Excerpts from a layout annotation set
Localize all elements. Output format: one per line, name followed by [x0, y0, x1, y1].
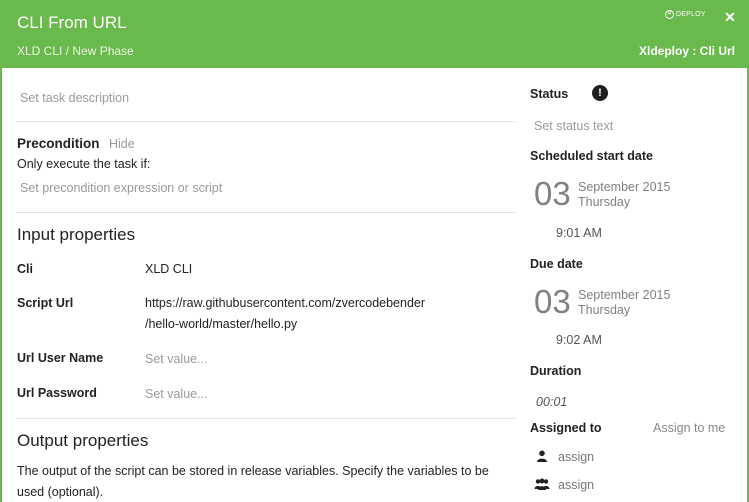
- divider: [15, 418, 515, 419]
- assign-user-link[interactable]: assign: [558, 450, 594, 464]
- status-text-field[interactable]: Set status text: [534, 119, 613, 133]
- exclamation-circle-icon: !: [592, 85, 608, 101]
- precondition-expression-field[interactable]: Set precondition expression or script: [20, 181, 222, 195]
- task-type-label: Xldeploy : Cli Url: [638, 44, 735, 58]
- team-icon: [534, 478, 550, 490]
- assign-team-link[interactable]: assign: [558, 478, 594, 492]
- precondition-title: Precondition: [17, 136, 100, 151]
- breadcrumb[interactable]: XLD CLI / New Phase: [17, 44, 134, 58]
- cli-value[interactable]: XLD CLI: [145, 259, 192, 280]
- dialog-title: CLI From URL: [17, 13, 127, 32]
- duration-label: Duration: [530, 364, 582, 378]
- output-properties-description: The output of the script can be stored i…: [17, 464, 489, 499]
- scheduled-start-label: Scheduled start date: [530, 149, 653, 163]
- url-user-name-label: Url User Name: [17, 351, 104, 365]
- url-user-name-field[interactable]: Set value...: [145, 352, 208, 366]
- due-time[interactable]: 9:02 AM: [556, 333, 602, 347]
- task-description-field[interactable]: Set task description: [20, 91, 129, 105]
- duration-value[interactable]: 00:01: [536, 395, 567, 409]
- scheduled-start-time[interactable]: 9:01 AM: [556, 226, 602, 240]
- divider: [15, 121, 515, 122]
- precondition-hide-link[interactable]: Hide: [109, 137, 135, 151]
- scheduled-weekday: Thursday: [578, 195, 631, 209]
- assign-to-me-link[interactable]: Assign to me: [653, 421, 725, 435]
- task-main-panel: Set task description Precondition Hide O…: [0, 68, 518, 502]
- divider: [15, 212, 515, 213]
- output-properties-title: Output properties: [17, 431, 149, 450]
- task-sidebar: Status ! Set status text Scheduled start…: [518, 68, 749, 502]
- url-password-field[interactable]: Set value...: [145, 387, 208, 401]
- script-url-line-2: /hello-world/master/hello.py: [145, 317, 298, 331]
- xl-logo-icon: ✕: [665, 10, 674, 19]
- script-url-line-1: https://raw.githubusercontent.com/zverco…: [145, 296, 426, 310]
- due-weekday: Thursday: [578, 303, 631, 317]
- url-password-label: Url Password: [17, 386, 97, 400]
- script-url-label: Script Url: [17, 296, 74, 310]
- precondition-subtitle: Only execute the task if:: [17, 157, 151, 171]
- logo-text: DEPLOY: [676, 11, 706, 18]
- assigned-to-label: Assigned to: [530, 421, 602, 435]
- due-date-label: Due date: [530, 257, 583, 271]
- dialog-header: CLI From URL XLD CLI / New Phase ✕ DEPLO…: [0, 0, 749, 68]
- status-label: Status: [530, 87, 569, 101]
- due-day: 03: [534, 283, 571, 320]
- cli-label: Cli: [17, 262, 33, 276]
- xl-deploy-logo: ✕ DEPLOY: [665, 10, 706, 19]
- script-url-value[interactable]: https://raw.githubusercontent.com/zverco…: [145, 293, 425, 335]
- input-properties-title: Input properties: [17, 225, 136, 244]
- close-icon[interactable]: ✕: [722, 9, 738, 25]
- due-month-year: September 2015: [578, 288, 671, 302]
- scheduled-day: 03: [534, 175, 571, 212]
- user-icon: [537, 450, 547, 462]
- scheduled-month-year: September 2015: [578, 180, 671, 194]
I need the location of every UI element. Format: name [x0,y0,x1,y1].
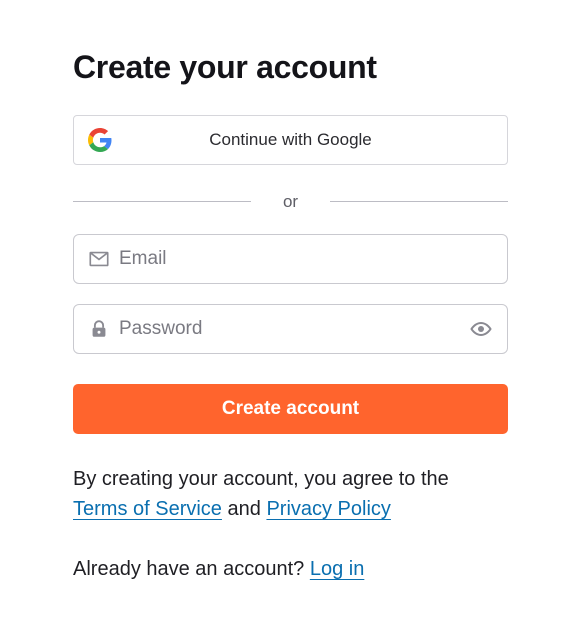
privacy-policy-link[interactable]: Privacy Policy [266,498,390,520]
mail-icon [89,251,109,267]
terms-of-service-link[interactable]: Terms of Service [73,498,222,520]
create-account-button[interactable]: Create account [73,384,508,434]
divider-line-right [330,201,508,202]
password-field[interactable] [73,304,508,354]
google-g-icon [88,128,112,152]
or-divider: or [73,190,508,214]
email-field[interactable] [73,234,508,284]
terms-notice: By creating your account, you agree to t… [73,464,513,524]
password-input[interactable] [119,305,459,353]
continue-with-google-label: Continue with Google [209,130,372,149]
email-input[interactable] [119,235,489,283]
lock-icon [92,320,106,337]
continue-with-google-button[interactable]: Continue with Google [73,115,508,165]
terms-prefix-text: By creating your account, you agree to t… [73,468,449,490]
page-title: Create your account [73,49,377,85]
signup-page: Create your account Continue with Google… [0,0,566,636]
terms-and-text: and [227,498,261,520]
eye-icon[interactable] [469,317,493,341]
login-prompt-row: Already have an account? Log in [73,554,364,584]
log-in-link[interactable]: Log in [310,558,365,580]
divider-or-text: or [282,192,299,211]
login-prompt-text: Already have an account? [73,558,305,580]
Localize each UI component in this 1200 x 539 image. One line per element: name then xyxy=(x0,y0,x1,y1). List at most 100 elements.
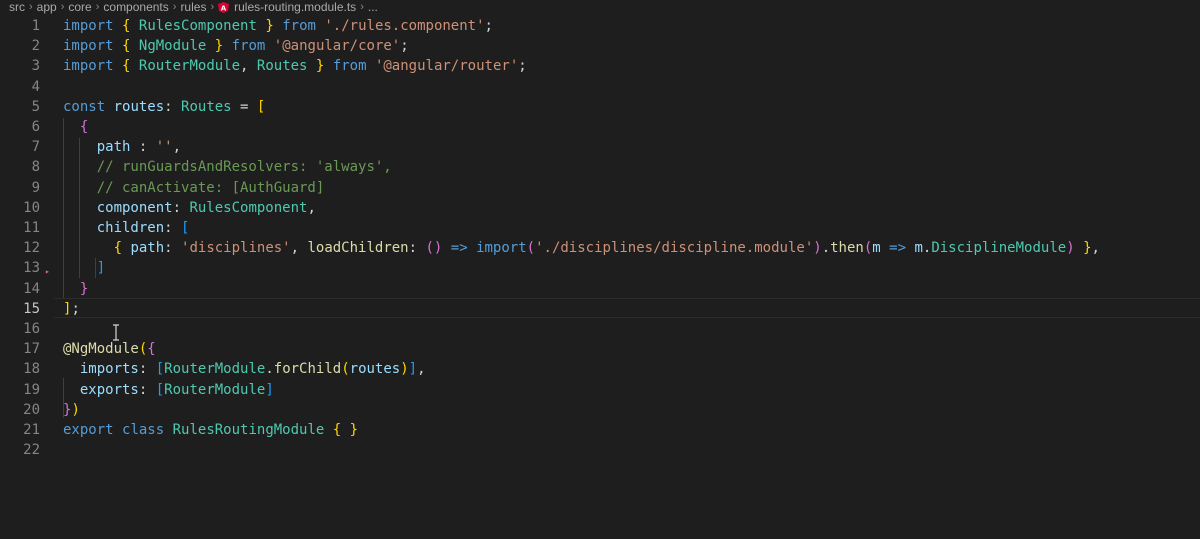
code-token: m xyxy=(914,240,923,257)
code-text[interactable]: { path: 'disciplines', loadChildren: () … xyxy=(63,238,1100,258)
code-token: [ xyxy=(181,220,190,236)
code-line[interactable]: 3 import { RouterModule, Routes } from '@… xyxy=(0,56,1200,76)
code-token: : xyxy=(130,139,156,156)
code-editor[interactable]: ▸ 1 import { RulesComponent } from './rul… xyxy=(0,16,1200,539)
editor-window: { "breadcrumb": { "items": ["src", "app"… xyxy=(0,0,1200,539)
code-token: . xyxy=(265,361,274,378)
code-token: '' xyxy=(155,139,173,156)
code-line[interactable]: 14 } xyxy=(0,279,1200,299)
code-text[interactable]: import { RulesComponent } from './rules.… xyxy=(63,16,493,36)
code-text[interactable]: export class RulesRoutingModule { } xyxy=(63,420,358,440)
code-line[interactable]: 8 // runGuardsAndResolvers: 'always', xyxy=(0,157,1200,177)
code-text[interactable]: imports: [RouterModule.forChild(routes)]… xyxy=(63,359,426,379)
code-line[interactable]: 15]; xyxy=(0,299,1200,319)
code-line[interactable]: 1 import { RulesComponent } from './rules… xyxy=(0,16,1200,36)
code-line[interactable]: 12 { path: 'disciplines', loadChildren: … xyxy=(0,238,1200,258)
line-number: 4 xyxy=(31,78,40,95)
code-text[interactable]: exports: [RouterModule] xyxy=(63,380,274,400)
code-token: [ xyxy=(155,361,165,378)
code-text[interactable]: path : '', xyxy=(63,137,181,157)
code-token: from xyxy=(282,18,316,34)
code-token: ) xyxy=(400,361,409,378)
line-number: 6 xyxy=(31,119,40,135)
code-line[interactable]: 5 const routes: Routes = [ xyxy=(0,97,1200,117)
chevron-right-icon: › xyxy=(360,1,364,13)
line-number: 10 xyxy=(23,199,40,216)
code-token: , xyxy=(1091,240,1100,257)
code-line[interactable]: 22 xyxy=(0,440,1200,460)
code-text[interactable]: const routes: Routes = [ xyxy=(63,97,265,117)
code-token: RouterModule xyxy=(138,58,241,75)
code-text[interactable]: ]; xyxy=(63,299,80,319)
line-number: 8 xyxy=(31,159,40,176)
code-text[interactable]: // runGuardsAndResolvers: 'always', xyxy=(63,157,392,177)
code-line[interactable]: 4 xyxy=(0,77,1200,97)
code-token: children xyxy=(96,220,165,236)
code-token: ; xyxy=(400,38,409,55)
code-text[interactable]: { xyxy=(63,117,88,137)
line-number: 16 xyxy=(23,321,40,337)
code-token: { xyxy=(113,240,123,257)
code-text[interactable]: children: [ xyxy=(63,218,190,238)
code-text[interactable]: import { NgModule } from '@angular/core'… xyxy=(63,36,409,56)
code-token: => xyxy=(889,240,907,257)
breadcrumb-item-src[interactable]: src xyxy=(9,0,25,14)
code-text[interactable]: @NgModule({ xyxy=(63,339,156,359)
code-text[interactable]: ] xyxy=(63,258,105,278)
code-token: import xyxy=(63,38,114,55)
code-text[interactable]: import { RouterModule, Routes } from '@a… xyxy=(63,56,527,76)
chevron-right-icon: › xyxy=(172,1,177,13)
code-token: forChild xyxy=(273,361,342,378)
breadcrumb-item-rules[interactable]: rules xyxy=(180,0,206,14)
line-number: 13 xyxy=(23,260,40,277)
code-line[interactable]: 21 export class RulesRoutingModule { } xyxy=(0,420,1200,440)
code-line[interactable]: 20}) xyxy=(0,400,1200,420)
breadcrumb-file[interactable]: rules-routing.module.ts xyxy=(234,0,356,14)
code-line[interactable]: 18 imports: [RouterModule.forChild(route… xyxy=(0,359,1200,379)
code-token: from xyxy=(231,38,266,55)
code-token: . xyxy=(821,240,831,257)
code-line[interactable]: 17 @NgModule({ xyxy=(0,339,1200,359)
code-line[interactable]: 11 children: [ xyxy=(0,218,1200,238)
code-line[interactable]: 13 ] xyxy=(0,258,1200,278)
code-token: component xyxy=(96,199,173,216)
code-text[interactable]: component: RulesComponent, xyxy=(63,198,316,218)
code-line[interactable]: 16 xyxy=(0,319,1200,339)
code-line[interactable]: 10 component: RulesComponent, xyxy=(0,198,1200,218)
code-text[interactable]: }) xyxy=(63,400,80,420)
code-text[interactable]: } xyxy=(63,279,88,299)
breadcrumb-item-components[interactable]: components xyxy=(103,0,168,14)
breadcrumb-more[interactable]: ... xyxy=(368,0,378,14)
breadcrumb-item-core[interactable]: core xyxy=(68,0,91,14)
code-token: './disciplines/discipline.module' xyxy=(535,240,814,257)
code-token: // canActivate: [AuthGuard] xyxy=(96,179,325,196)
angular-icon: A xyxy=(218,1,230,13)
code-token: ] xyxy=(408,361,418,378)
code-token: export xyxy=(63,422,114,438)
breadcrumb-item-app[interactable]: app xyxy=(37,0,57,14)
code-line[interactable]: 9 // canActivate: [AuthGuard] xyxy=(0,178,1200,198)
line-number: 12 xyxy=(23,240,40,257)
code-token: routes xyxy=(113,98,165,115)
line-number: 20 xyxy=(23,401,40,418)
code-line[interactable]: 6 { xyxy=(0,117,1200,137)
code-token: : xyxy=(138,361,156,378)
code-token: : xyxy=(408,240,426,257)
code-line[interactable]: 2 import { NgModule } from '@angular/core… xyxy=(0,36,1200,56)
code-line[interactable]: 7 path : '', xyxy=(0,137,1200,157)
code-token: : xyxy=(172,199,190,216)
code-token: path xyxy=(96,139,131,156)
code-text[interactable]: // canActivate: [AuthGuard] xyxy=(63,178,325,198)
breadcrumb: src › app › core › components › rules › … xyxy=(0,0,1200,14)
code-line[interactable]: 19 exports: [RouterModule] xyxy=(0,380,1200,400)
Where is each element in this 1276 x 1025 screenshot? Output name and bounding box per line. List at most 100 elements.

Given request: Rewrite the entries from the line containing "privacy-policy-link[interactable]: Privacy Policy" through the line containing "Localize each UI", changing "Continue with Google" to "Sign in with Google" and keeping everything else the same.

Complete answer:
privacy-policy-link[interactable]: Privacy Policy [266,498,390,520]
mail-icon [89,251,109,267]
terms-of-service-link[interactable]: Terms of Service [73,498,222,520]
create-account-button[interactable]: Create account [73,384,508,434]
divider-line-right [330,201,508,202]
password-field[interactable] [73,304,508,354]
google-g-icon [88,128,112,152]
or-divider: or [73,190,508,214]
email-field[interactable] [73,234,508,284]
terms-notice: By creating your account, you agree to t… [73,464,513,524]
password-input[interactable] [119,305,459,353]
continue-with-google-label: Sign in with Google [209,130,372,149]
email-input[interactable] [119,235,489,283]
lock-icon [92,320,106,337]
continue-with-google-button[interactable]: Sign in with Google [73,115,508,165]
terms-prefix-text: By creating your account, you agree to t… [73,468,449,490]
page-title: Create your account [73,49,377,85]
signup-page: Create your account Sign in with Google… [0,0,566,636]
terms-and-text: and [227,498,261,520]
eye-icon[interactable] [469,317,493,341]
login-prompt-row: Already have an account? Log in [73,554,364,584]
log-in-link[interactable]: Log in [310,558,365,580]
divider-or-text: or [282,192,299,211]
login-prompt-text: Already have an account? [73,558,305,580]
Localize each UI component in this 1200 x 539 image. One line per element: name then xyxy=(x0,y0,x1,y1). List at most 100 elements.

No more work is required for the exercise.